Records for the task

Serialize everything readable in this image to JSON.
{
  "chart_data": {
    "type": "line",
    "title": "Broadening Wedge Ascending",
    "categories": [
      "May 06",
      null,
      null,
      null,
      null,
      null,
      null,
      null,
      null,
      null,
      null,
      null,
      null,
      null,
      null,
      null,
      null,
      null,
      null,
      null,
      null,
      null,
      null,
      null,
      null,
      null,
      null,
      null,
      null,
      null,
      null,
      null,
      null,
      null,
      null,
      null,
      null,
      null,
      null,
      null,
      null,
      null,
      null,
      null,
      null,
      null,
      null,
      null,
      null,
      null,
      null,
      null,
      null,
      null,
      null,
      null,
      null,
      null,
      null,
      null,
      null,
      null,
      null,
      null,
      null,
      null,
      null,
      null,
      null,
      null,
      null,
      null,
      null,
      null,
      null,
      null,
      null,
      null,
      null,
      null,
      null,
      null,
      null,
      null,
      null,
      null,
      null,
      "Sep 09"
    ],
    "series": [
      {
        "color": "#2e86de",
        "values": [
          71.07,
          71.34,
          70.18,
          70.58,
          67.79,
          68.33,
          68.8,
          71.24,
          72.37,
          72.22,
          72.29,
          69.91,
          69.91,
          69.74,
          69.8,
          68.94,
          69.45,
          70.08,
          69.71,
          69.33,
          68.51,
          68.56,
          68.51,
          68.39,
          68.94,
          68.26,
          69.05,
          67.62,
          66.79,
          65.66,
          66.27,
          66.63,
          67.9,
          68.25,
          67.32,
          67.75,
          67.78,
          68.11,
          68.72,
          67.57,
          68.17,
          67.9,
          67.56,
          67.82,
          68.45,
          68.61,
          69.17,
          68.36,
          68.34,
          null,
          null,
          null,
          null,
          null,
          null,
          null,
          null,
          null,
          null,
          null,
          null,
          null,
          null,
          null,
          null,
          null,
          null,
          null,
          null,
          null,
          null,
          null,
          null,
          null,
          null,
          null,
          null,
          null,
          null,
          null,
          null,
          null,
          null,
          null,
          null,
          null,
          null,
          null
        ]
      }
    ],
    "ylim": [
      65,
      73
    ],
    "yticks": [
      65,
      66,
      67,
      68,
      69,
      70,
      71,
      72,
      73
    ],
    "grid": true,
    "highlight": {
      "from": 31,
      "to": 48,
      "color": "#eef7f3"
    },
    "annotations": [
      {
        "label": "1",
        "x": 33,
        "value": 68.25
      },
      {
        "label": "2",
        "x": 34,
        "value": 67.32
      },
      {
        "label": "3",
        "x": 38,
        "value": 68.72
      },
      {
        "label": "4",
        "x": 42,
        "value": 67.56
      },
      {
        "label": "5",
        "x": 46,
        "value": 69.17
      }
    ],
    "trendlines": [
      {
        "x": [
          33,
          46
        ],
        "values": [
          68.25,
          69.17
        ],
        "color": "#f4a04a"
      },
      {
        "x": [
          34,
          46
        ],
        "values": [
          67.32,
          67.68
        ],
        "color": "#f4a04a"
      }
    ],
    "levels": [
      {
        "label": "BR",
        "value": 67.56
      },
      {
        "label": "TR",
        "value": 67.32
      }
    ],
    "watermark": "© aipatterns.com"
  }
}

Problem
Reproduce the data, keeping every line exactly the same.

Problem solution
Serialize everything readable in this image to JSON.
{
  "chart_data": {
    "type": "line",
    "title": "Broadening Wedge Ascending",
    "categories": [
      "May 06",
      null,
      null,
      null,
      null,
      null,
      null,
      null,
      null,
      null,
      null,
      null,
      null,
      null,
      null,
      null,
      null,
      null,
      null,
      null,
      null,
      null,
      null,
      null,
      null,
      null,
      null,
      null,
      null,
      null,
      null,
      null,
      null,
      null,
      null,
      null,
      null,
      null,
      null,
      null,
      null,
      null,
      null,
      null,
      null,
      null,
      null,
      null,
      null,
      null,
      null,
      null,
      null,
      null,
      null,
      null,
      null,
      null,
      null,
      null,
      null,
      null,
      null,
      null,
      null,
      null,
      null,
      null,
      null,
      null,
      null,
      null,
      null,
      null,
      null,
      null,
      null,
      null,
      null,
      null,
      null,
      null,
      null,
      null,
      null,
      null,
      null,
      "Sep 09"
    ],
    "series": [
      {
        "color": "#2e86de",
        "values": [
          71.07,
          71.34,
          70.18,
          70.58,
          67.79,
          68.33,
          68.8,
          71.24,
          72.37,
          72.22,
          72.29,
          69.91,
          69.91,
          69.74,
          69.8,
          68.94,
          69.45,
          70.08,
          69.71,
          69.33,
          68.51,
          68.56,
          68.51,
          68.39,
          68.94,
          68.26,
          69.05,
          67.62,
          66.79,
          65.66,
          66.27,
          66.63,
          67.9,
          68.25,
          67.32,
          67.75,
          67.78,
          68.11,
          68.72,
          67.57,
          68.17,
          67.9,
          67.56,
          67.82,
          68.45,
          68.61,
          69.17,
          68.36,
          68.34,
          null,
          null,
          null,
          null,
          null,
          null,
          null,
          null,
          null,
          null,
          null,
          null,
          null,
          null,
          null,
          null,
          null,
          null,
          null,
          null,
          null,
          null,
          null,
          null,
          null,
          null,
          null,
          null,
          null,
          null,
          null,
          null,
          null,
          null,
          null,
          null,
          null,
          null,
          null
        ]
      }
    ],
    "ylim": [
      65,
      73
    ],
    "yticks": [
      65,
      66,
      67,
      68,
      69,
      70,
      71,
      72,
      73
    ],
    "grid": true,
    "highlight": {
      "from": 31,
      "to": 48,
      "color": "#eef7f3"
    },
    "annotations": [
      {
        "label": "1",
        "x": 33,
        "value": 68.25
      },
      {
        "label": "2",
        "x": 34,
        "value": 67.32
      },
      {
        "label": "3",
        "x": 38,
        "value": 68.72
      },
      {
        "label": "4",
        "x": 42,
        "value": 67.56
      },
      {
        "label": "5",
        "x": 46,
        "value": 69.17
      }
    ],
    "trendlines": [
      {
        "x": [
          33,
          46
        ],
        "values": [
          68.25,
          69.17
        ],
        "color": "#f4a04a"
      },
      {
        "x": [
          34,
          46
        ],
        "values": [
          67.32,
          67.68
        ],
        "color": "#f4a04a"
      }
    ],
    "levels": [
      {
        "label": "BR",
        "value": 67.56
      },
      {
        "label": "TR",
        "value": 67.32
      }
    ],
    "watermark": "© aipatterns.com"
  }
}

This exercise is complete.